◆ Listed records
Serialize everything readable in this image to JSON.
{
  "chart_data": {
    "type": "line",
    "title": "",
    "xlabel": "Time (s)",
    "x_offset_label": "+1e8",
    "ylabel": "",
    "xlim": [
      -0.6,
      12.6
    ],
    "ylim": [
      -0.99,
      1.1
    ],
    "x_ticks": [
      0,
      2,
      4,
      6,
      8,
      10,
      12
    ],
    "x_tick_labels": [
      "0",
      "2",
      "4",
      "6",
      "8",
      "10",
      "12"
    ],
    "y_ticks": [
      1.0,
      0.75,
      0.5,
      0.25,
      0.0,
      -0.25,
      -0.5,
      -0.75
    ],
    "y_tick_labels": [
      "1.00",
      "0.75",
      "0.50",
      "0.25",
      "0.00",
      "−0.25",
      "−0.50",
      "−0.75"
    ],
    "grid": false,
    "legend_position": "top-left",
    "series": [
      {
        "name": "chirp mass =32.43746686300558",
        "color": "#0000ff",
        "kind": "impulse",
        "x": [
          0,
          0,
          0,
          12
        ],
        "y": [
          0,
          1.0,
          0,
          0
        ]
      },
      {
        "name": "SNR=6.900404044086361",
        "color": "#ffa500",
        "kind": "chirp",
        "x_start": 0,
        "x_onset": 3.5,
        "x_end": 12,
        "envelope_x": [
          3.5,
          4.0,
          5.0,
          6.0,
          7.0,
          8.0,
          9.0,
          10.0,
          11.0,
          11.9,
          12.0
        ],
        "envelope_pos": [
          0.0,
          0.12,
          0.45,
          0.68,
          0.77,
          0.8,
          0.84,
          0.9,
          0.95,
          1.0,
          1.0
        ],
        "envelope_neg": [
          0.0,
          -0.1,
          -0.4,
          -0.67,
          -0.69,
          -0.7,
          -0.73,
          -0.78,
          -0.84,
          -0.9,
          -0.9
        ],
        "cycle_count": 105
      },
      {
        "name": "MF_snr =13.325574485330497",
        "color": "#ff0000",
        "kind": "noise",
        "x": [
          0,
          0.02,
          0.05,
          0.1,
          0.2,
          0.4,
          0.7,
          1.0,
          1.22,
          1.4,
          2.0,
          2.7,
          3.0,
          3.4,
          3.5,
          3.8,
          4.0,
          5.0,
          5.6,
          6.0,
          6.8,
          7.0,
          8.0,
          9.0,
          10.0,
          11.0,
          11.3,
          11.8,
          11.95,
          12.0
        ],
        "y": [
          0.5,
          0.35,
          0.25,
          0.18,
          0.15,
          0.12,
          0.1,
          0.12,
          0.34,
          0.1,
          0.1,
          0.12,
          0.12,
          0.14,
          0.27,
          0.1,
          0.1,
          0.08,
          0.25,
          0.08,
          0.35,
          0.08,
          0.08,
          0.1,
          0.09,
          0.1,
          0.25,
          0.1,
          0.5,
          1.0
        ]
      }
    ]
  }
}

◆ Task requirements
Identify and copy lines that hold the string "color".

◆ Worked solution
        "color": "#0000ff",
        "color": "#ffa500",
        "color": "#ff0000",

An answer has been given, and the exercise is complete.